Provided entries →
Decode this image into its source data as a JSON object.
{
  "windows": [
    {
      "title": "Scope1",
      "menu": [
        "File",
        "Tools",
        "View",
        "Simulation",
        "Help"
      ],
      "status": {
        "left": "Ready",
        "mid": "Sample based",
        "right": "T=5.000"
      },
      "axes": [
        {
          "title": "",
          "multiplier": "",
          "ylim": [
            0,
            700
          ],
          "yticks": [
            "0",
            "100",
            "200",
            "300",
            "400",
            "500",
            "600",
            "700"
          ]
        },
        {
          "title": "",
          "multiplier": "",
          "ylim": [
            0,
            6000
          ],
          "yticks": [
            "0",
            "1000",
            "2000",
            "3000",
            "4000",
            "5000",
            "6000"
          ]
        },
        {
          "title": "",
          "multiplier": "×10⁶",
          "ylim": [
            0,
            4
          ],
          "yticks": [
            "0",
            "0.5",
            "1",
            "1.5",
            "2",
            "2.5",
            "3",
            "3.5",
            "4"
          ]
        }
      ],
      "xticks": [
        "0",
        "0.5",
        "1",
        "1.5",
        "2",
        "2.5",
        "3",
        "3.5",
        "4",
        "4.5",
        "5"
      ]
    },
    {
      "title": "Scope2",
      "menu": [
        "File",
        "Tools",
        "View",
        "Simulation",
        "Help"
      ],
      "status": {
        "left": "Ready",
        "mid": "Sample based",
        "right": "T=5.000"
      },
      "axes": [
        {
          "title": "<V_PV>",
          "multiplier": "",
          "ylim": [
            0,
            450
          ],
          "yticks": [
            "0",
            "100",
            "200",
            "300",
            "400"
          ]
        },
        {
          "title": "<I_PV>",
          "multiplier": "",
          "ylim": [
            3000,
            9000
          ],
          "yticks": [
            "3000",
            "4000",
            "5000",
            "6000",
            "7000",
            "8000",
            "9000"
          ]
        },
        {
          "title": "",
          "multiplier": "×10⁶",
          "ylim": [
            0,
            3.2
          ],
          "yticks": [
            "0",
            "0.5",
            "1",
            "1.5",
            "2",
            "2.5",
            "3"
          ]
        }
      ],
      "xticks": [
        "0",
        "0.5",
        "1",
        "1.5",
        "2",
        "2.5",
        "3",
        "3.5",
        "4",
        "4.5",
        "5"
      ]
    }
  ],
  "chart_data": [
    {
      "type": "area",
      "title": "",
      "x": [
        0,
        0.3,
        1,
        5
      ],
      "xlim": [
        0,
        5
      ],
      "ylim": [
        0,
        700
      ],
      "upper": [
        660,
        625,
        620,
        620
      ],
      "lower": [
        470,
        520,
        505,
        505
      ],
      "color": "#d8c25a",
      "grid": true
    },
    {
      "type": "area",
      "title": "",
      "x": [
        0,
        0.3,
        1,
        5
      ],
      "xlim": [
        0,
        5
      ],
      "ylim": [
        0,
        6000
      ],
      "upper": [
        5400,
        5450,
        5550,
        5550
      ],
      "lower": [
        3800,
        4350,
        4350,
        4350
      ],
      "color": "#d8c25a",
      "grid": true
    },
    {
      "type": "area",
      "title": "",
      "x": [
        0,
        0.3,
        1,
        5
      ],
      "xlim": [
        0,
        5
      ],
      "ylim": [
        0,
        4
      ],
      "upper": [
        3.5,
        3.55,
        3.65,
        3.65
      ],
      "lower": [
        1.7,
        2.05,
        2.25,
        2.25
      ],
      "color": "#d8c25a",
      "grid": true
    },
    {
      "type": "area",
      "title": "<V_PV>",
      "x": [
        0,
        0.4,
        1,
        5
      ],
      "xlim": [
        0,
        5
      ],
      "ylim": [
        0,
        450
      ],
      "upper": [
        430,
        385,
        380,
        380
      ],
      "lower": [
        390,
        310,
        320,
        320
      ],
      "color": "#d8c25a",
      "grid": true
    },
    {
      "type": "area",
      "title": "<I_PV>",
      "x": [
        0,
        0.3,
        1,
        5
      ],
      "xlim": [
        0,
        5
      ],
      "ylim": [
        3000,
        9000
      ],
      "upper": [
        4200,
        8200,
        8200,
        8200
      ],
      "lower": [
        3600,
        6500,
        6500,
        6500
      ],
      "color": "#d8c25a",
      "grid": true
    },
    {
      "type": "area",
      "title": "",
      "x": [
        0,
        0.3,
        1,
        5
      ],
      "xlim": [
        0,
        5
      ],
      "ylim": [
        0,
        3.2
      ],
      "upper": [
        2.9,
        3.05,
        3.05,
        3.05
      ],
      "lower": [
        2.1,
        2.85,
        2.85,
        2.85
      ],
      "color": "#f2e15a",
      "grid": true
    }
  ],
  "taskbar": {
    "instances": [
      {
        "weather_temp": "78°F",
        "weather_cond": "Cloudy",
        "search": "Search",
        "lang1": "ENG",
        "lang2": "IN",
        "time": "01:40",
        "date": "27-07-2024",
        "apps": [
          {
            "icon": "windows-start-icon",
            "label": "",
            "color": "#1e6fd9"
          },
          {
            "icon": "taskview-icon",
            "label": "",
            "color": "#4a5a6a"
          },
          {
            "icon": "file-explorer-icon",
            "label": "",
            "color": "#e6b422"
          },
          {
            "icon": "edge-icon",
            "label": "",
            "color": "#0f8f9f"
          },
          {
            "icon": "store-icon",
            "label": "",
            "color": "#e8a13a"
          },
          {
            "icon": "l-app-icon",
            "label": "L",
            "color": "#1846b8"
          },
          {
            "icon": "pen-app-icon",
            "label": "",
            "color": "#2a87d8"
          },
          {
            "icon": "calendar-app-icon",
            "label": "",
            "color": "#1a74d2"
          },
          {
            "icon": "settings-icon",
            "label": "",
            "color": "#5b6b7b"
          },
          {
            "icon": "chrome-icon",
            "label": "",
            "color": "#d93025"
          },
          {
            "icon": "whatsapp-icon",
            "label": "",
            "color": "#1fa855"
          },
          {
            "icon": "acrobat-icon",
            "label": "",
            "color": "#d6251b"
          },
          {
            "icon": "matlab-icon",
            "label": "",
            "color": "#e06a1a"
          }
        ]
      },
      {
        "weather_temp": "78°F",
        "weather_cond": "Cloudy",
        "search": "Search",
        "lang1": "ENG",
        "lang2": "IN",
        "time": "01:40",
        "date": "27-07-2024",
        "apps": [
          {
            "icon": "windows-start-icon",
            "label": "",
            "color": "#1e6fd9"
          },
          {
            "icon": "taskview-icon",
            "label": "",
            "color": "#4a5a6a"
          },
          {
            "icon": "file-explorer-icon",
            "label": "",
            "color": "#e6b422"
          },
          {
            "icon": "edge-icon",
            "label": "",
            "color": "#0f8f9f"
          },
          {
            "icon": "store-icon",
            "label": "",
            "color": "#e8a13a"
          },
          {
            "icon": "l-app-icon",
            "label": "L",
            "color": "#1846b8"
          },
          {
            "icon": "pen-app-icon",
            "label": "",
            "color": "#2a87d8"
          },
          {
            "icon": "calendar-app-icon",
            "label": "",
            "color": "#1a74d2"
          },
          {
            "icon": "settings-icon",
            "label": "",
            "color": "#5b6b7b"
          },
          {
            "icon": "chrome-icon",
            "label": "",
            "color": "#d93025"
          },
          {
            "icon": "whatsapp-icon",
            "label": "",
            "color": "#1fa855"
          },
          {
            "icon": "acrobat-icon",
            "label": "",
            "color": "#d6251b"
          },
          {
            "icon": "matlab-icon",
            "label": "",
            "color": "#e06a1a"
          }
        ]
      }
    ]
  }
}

Requirements →
Repeat every record, keeping each word and mark exactly as it is.

Output for this exercise →
Decode this image into its source data as a JSON object.
{
  "windows": [
    {
      "title": "Scope1",
      "menu": [
        "File",
        "Tools",
        "View",
        "Simulation",
        "Help"
      ],
      "status": {
        "left": "Ready",
        "mid": "Sample based",
        "right": "T=5.000"
      },
      "axes": [
        {
          "title": "",
          "multiplier": "",
          "ylim": [
            0,
            700
          ],
          "yticks": [
            "0",
            "100",
            "200",
            "300",
            "400",
            "500",
            "600",
            "700"
          ]
        },
        {
          "title": "",
          "multiplier": "",
          "ylim": [
            0,
            6000
          ],
          "yticks": [
            "0",
            "1000",
            "2000",
            "3000",
            "4000",
            "5000",
            "6000"
          ]
        },
        {
          "title": "",
          "multiplier": "×10⁶",
          "ylim": [
            0,
            4
          ],
          "yticks": [
            "0",
            "0.5",
            "1",
            "1.5",
            "2",
            "2.5",
            "3",
            "3.5",
            "4"
          ]
        }
      ],
      "xticks": [
        "0",
        "0.5",
        "1",
        "1.5",
        "2",
        "2.5",
        "3",
        "3.5",
        "4",
        "4.5",
        "5"
      ]
    },
    {
      "title": "Scope2",
      "menu": [
        "File",
        "Tools",
        "View",
        "Simulation",
        "Help"
      ],
      "status": {
        "left": "Ready",
        "mid": "Sample based",
        "right": "T=5.000"
      },
      "axes": [
        {
          "title": "<V_PV>",
          "multiplier": "",
          "ylim": [
            0,
            450
          ],
          "yticks": [
            "0",
            "100",
            "200",
            "300",
            "400"
          ]
        },
        {
          "title": "<I_PV>",
          "multiplier": "",
          "ylim": [
            3000,
            9000
          ],
          "yticks": [
            "3000",
            "4000",
            "5000",
            "6000",
            "7000",
            "8000",
            "9000"
          ]
        },
        {
          "title": "",
          "multiplier": "×10⁶",
          "ylim": [
            0,
            3.2
          ],
          "yticks": [
            "0",
            "0.5",
            "1",
            "1.5",
            "2",
            "2.5",
            "3"
          ]
        }
      ],
      "xticks": [
        "0",
        "0.5",
        "1",
        "1.5",
        "2",
        "2.5",
        "3",
        "3.5",
        "4",
        "4.5",
        "5"
      ]
    }
  ],
  "chart_data": [
    {
      "type": "area",
      "title": "",
      "x": [
        0,
        0.3,
        1,
        5
      ],
      "xlim": [
        0,
        5
      ],
      "ylim": [
        0,
        700
      ],
      "upper": [
        660,
        625,
        620,
        620
      ],
      "lower": [
        470,
        520,
        505,
        505
      ],
      "color": "#d8c25a",
      "grid": true
    },
    {
      "type": "area",
      "title": "",
      "x": [
        0,
        0.3,
        1,
        5
      ],
      "xlim": [
        0,
        5
      ],
      "ylim": [
        0,
        6000
      ],
      "upper": [
        5400,
        5450,
        5550,
        5550
      ],
      "lower": [
        3800,
        4350,
        4350,
        4350
      ],
      "color": "#d8c25a",
      "grid": true
    },
    {
      "type": "area",
      "title": "",
      "x": [
        0,
        0.3,
        1,
        5
      ],
      "xlim": [
        0,
        5
      ],
      "ylim": [
        0,
        4
      ],
      "upper": [
        3.5,
        3.55,
        3.65,
        3.65
      ],
      "lower": [
        1.7,
        2.05,
        2.25,
        2.25
      ],
      "color": "#d8c25a",
      "grid": true
    },
    {
      "type": "area",
      "title": "<V_PV>",
      "x": [
        0,
        0.4,
        1,
        5
      ],
      "xlim": [
        0,
        5
      ],
      "ylim": [
        0,
        450
      ],
      "upper": [
        430,
        385,
        380,
        380
      ],
      "lower": [
        390,
        310,
        320,
        320
      ],
      "color": "#d8c25a",
      "grid": true
    },
    {
      "type": "area",
      "title": "<I_PV>",
      "x": [
        0,
        0.3,
        1,
        5
      ],
      "xlim": [
        0,
        5
      ],
      "ylim": [
        3000,
        9000
      ],
      "upper": [
        4200,
        8200,
        8200,
        8200
      ],
      "lower": [
        3600,
        6500,
        6500,
        6500
      ],
      "color": "#d8c25a",
      "grid": true
    },
    {
      "type": "area",
      "title": "",
      "x": [
        0,
        0.3,
        1,
        5
      ],
      "xlim": [
        0,
        5
      ],
      "ylim": [
        0,
        3.2
      ],
      "upper": [
        2.9,
        3.05,
        3.05,
        3.05
      ],
      "lower": [
        2.1,
        2.85,
        2.85,
        2.85
      ],
      "color": "#f2e15a",
      "grid": true
    }
  ],
  "taskbar": {
    "instances": [
      {
        "weather_temp": "78°F",
        "weather_cond": "Cloudy",
        "search": "Search",
        "lang1": "ENG",
        "lang2": "IN",
        "time": "01:40",
        "date": "27-07-2024",
        "apps": [
          {
            "icon": "windows-start-icon",
            "label": "",
            "color": "#1e6fd9"
          },
          {
            "icon": "taskview-icon",
            "label": "",
            "color": "#4a5a6a"
          },
          {
            "icon": "file-explorer-icon",
            "label": "",
            "color": "#e6b422"
          },
          {
            "icon": "edge-icon",
            "label": "",
            "color": "#0f8f9f"
          },
          {
            "icon": "store-icon",
            "label": "",
            "color": "#e8a13a"
          },
          {
            "icon": "l-app-icon",
            "label": "L",
            "color": "#1846b8"
          },
          {
            "icon": "pen-app-icon",
            "label": "",
            "color": "#2a87d8"
          },
          {
            "icon": "calendar-app-icon",
            "label": "",
            "color": "#1a74d2"
          },
          {
            "icon": "settings-icon",
            "label": "",
            "color": "#5b6b7b"
          },
          {
            "icon": "chrome-icon",
            "label": "",
            "color": "#d93025"
          },
          {
            "icon": "whatsapp-icon",
            "label": "",
            "color": "#1fa855"
          },
          {
            "icon": "acrobat-icon",
            "label": "",
            "color": "#d6251b"
          },
          {
            "icon": "matlab-icon",
            "label": "",
            "color": "#e06a1a"
          }
        ]
      },
      {
        "weather_temp": "78°F",
        "weather_cond": "Cloudy",
        "search": "Search",
        "lang1": "ENG",
        "lang2": "IN",
        "time": "01:40",
        "date": "27-07-2024",
        "apps": [
          {
            "icon": "windows-start-icon",
            "label": "",
            "color": "#1e6fd9"
          },
          {
            "icon": "taskview-icon",
            "label": "",
            "color": "#4a5a6a"
          },
          {
            "icon": "file-explorer-icon",
            "label": "",
            "color": "#e6b422"
          },
          {
            "icon": "edge-icon",
            "label": "",
            "color": "#0f8f9f"
          },
          {
            "icon": "store-icon",
            "label": "",
            "color": "#e8a13a"
          },
          {
            "icon": "l-app-icon",
            "label": "L",
            "color": "#1846b8"
          },
          {
            "icon": "pen-app-icon",
            "label": "",
            "color": "#2a87d8"
          },
          {
            "icon": "calendar-app-icon",
            "label": "",
            "color": "#1a74d2"
          },
          {
            "icon": "settings-icon",
            "label": "",
            "color": "#5b6b7b"
          },
          {
            "icon": "chrome-icon",
            "label": "",
            "color": "#d93025"
          },
          {
            "icon": "whatsapp-icon",
            "label": "",
            "color": "#1fa855"
          },
          {
            "icon": "acrobat-icon",
            "label": "",
            "color": "#d6251b"
          },
          {
            "icon": "matlab-icon",
            "label": "",
            "color": "#e06a1a"
          }
        ]
      }
    ]
  }
}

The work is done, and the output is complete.